The request: Pick out every line with the word "także" and copy it.

Recorded data
━━━━━━━━━━━━━━━━━━━━━━━━━━━━━━
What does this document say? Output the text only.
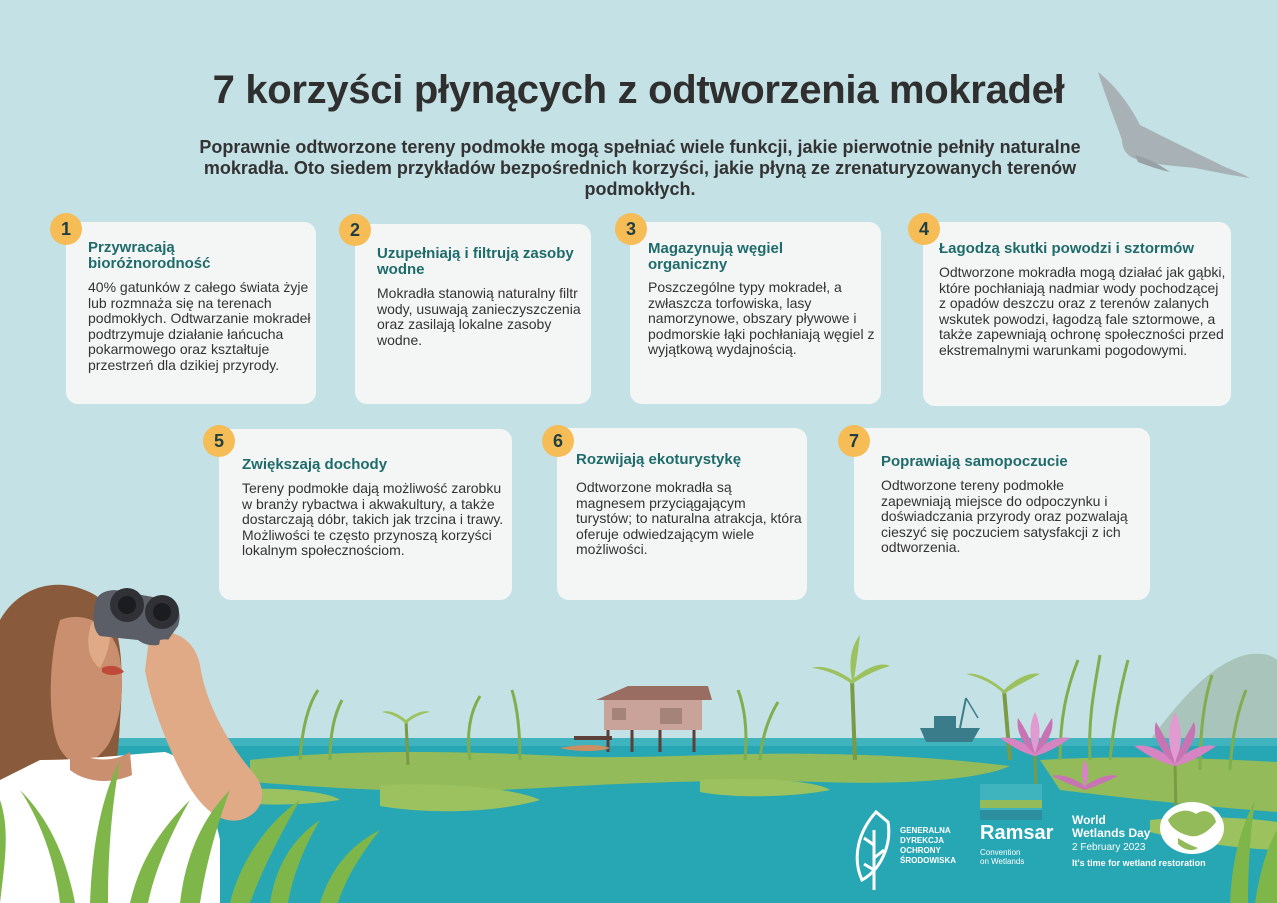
7 korzyści płynących z odtworzenia mokradeł
Poprawnie odtworzone tereny podmokłe mogą spełniać wiele funkcji, jakie pierwotnie pełniły naturalne mokradła. Oto siedem przykładów bezpośrednich korzyści, jakie płyną ze zrenaturyzowanych terenów podmokłych.
Przywracają bioróżnorodność
40% gatunków z całego świata żyje lub rozmnaża się na terenach podmokłych. Odtwarzanie mokradeł podtrzymuje działanie łańcucha pokarmowego oraz kształtuje przestrzeń dla dzikiej przyrody.
1
Uzupełniają i filtrują zasoby wodne
Mokradła stanowią naturalny filtr wody, usuwają zanieczyszczenia oraz zasilają lokalne zasoby wodne.
2
Magazynują węgiel organiczny
Poszczególne typy mokradeł, a zwłaszcza torfowiska, lasy namorzynowe, obszary pływowe i podmorskie łąki pochłaniają węgiel z wyjątkową wydajnością.
3
Łagodzą skutki powodzi i sztormów
Odtworzone mokradła mogą działać jak gąbki, które pochłaniają nadmiar wody pochodzącej z opadów deszczu oraz z terenów zalanych wskutek powodzi, łagodzą fale sztormowe, a także zapewniają ochronę społeczności przed ekstremalnymi warunkami pogodowymi.
4
Zwiększają dochody
Tereny podmokłe dają możliwość zarobku w branży rybactwa i akwakultury, a także dostarczają dóbr, takich jak trzcina i trawy. Możliwości te często przynoszą korzyści lokalnym społecznościom.
5
Rozwijają ekoturystykę
Odtworzone mokradła są magnesem przyciągającym turystów; to naturalna atrakcja, która oferuje odwiedzającym wiele możliwości.
6
Poprawiają samopoczucie
Odtworzone tereny podmokłe zapewniają miejsce do odpoczynku i doświadczania przyrody oraz pozwalają cieszyć się poczuciem satysfakcji z ich odtworzenia.
7
GENERALNA
DYREKCJA
OCHRONY
ŚRODOWISKA
Ramsar
Convention
on Wetlands
World
Wetlands Day
2 February 2023
It's time for wetland restoration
━━━━━━━━━━━━━━━━━━━━━━━━━━━━━━
Final result:
Odtworzone mokradła mogą działać jak gąbki, które pochłaniają nadmiar wody pochodzącej z opadów deszczu oraz z terenów zalanych wskutek powodzi, łagodzą fale sztormowe, a także zapewniają ochronę społeczności przed ekstremalnymi warunkami pogodowymi.
Tereny podmokłe dają możliwość zarobku w branży rybactwa i akwakultury, a także dostarczają dóbr, takich jak trzcina i trawy. Możliwości te często przynoszą korzyści lokalnym społecznościom.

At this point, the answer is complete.